-- begin --

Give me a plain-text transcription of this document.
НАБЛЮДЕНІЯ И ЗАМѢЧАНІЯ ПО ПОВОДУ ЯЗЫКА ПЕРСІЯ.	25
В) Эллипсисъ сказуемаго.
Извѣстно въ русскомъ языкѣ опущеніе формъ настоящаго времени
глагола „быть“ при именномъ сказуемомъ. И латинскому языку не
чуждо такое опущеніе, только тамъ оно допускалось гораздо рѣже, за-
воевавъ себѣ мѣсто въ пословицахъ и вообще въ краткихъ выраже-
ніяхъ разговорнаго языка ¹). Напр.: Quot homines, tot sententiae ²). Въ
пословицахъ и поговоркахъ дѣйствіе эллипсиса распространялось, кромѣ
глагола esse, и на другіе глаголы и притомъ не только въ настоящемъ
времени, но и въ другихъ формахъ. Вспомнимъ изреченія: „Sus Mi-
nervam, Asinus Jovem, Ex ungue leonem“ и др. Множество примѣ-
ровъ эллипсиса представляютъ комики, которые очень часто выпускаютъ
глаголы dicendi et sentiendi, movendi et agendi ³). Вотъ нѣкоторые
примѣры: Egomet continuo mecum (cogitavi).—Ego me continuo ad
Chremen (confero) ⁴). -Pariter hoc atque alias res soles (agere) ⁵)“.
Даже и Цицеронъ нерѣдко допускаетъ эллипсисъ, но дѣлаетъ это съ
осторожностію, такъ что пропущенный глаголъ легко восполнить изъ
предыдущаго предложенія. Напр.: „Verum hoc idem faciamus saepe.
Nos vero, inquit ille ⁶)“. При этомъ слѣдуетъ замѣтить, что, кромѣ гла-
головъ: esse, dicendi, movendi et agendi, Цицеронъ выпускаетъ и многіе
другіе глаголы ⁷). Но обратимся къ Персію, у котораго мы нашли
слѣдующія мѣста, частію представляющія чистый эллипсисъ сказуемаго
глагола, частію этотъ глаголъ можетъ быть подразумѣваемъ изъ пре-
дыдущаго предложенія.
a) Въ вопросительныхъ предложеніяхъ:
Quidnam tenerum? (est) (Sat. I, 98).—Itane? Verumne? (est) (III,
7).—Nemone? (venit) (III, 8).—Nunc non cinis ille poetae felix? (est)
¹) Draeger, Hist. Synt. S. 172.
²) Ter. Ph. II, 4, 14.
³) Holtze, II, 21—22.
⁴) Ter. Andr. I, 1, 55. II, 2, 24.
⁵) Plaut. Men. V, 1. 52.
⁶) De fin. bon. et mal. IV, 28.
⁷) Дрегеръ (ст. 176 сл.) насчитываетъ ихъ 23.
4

-- end --

> _Task goal_: Write all of the records out again exactly.

> _Result_:
Give me a plain-text transcription of this document.
НАБЛЮДЕНІЯ И ЗАМѢЧАНІЯ ПО ПОВОДУ ЯЗЫКА ПЕРСІЯ.	25
В) Эллипсисъ сказуемаго.
Извѣстно въ русскомъ языкѣ опущеніе формъ настоящаго времени
глагола „быть“ при именномъ сказуемомъ. И латинскому языку не
чуждо такое опущеніе, только тамъ оно допускалось гораздо рѣже, за-
воевавъ себѣ мѣсто въ пословицахъ и вообще въ краткихъ выраже-
ніяхъ разговорнаго языка ¹). Напр.: Quot homines, tot sententiae ²). Въ
пословицахъ и поговоркахъ дѣйствіе эллипсиса распространялось, кромѣ
глагола esse, и на другіе глаголы и притомъ не только въ настоящемъ
времени, но и въ другихъ формахъ. Вспомнимъ изреченія: „Sus Mi-
nervam, Asinus Jovem, Ex ungue leonem“ и др. Множество примѣ-
ровъ эллипсиса представляютъ комики, которые очень часто выпускаютъ
глаголы dicendi et sentiendi, movendi et agendi ³). Вотъ нѣкоторые
примѣры: Egomet continuo mecum (cogitavi).—Ego me continuo ad
Chremen (confero) ⁴). -Pariter hoc atque alias res soles (agere) ⁵)“.
Даже и Цицеронъ нерѣдко допускаетъ эллипсисъ, но дѣлаетъ это съ
осторожностію, такъ что пропущенный глаголъ легко восполнить изъ
предыдущаго предложенія. Напр.: „Verum hoc idem faciamus saepe.
Nos vero, inquit ille ⁶)“. При этомъ слѣдуетъ замѣтить, что, кромѣ гла-
головъ: esse, dicendi, movendi et agendi, Цицеронъ выпускаетъ и многіе
другіе глаголы ⁷). Но обратимся къ Персію, у котораго мы нашли
слѣдующія мѣста, частію представляющія чистый эллипсисъ сказуемаго
глагола, частію этотъ глаголъ можетъ быть подразумѣваемъ изъ пре-
дыдущаго предложенія.
a) Въ вопросительныхъ предложеніяхъ:
Quidnam tenerum? (est) (Sat. I, 98).—Itane? Verumne? (est) (III,
7).—Nemone? (venit) (III, 8).—Nunc non cinis ille poetae felix? (est)
¹) Draeger, Hist. Synt. S. 172.
²) Ter. Ph. II, 4, 14.
³) Holtze, II, 21—22.
⁴) Ter. Andr. I, 1, 55. II, 2, 24.
⁵) Plaut. Men. V, 1. 52.
⁶) De fin. bon. et mal. IV, 28.
⁷) Дрегеръ (ст. 176 сл.) насчитываетъ ихъ 23.
4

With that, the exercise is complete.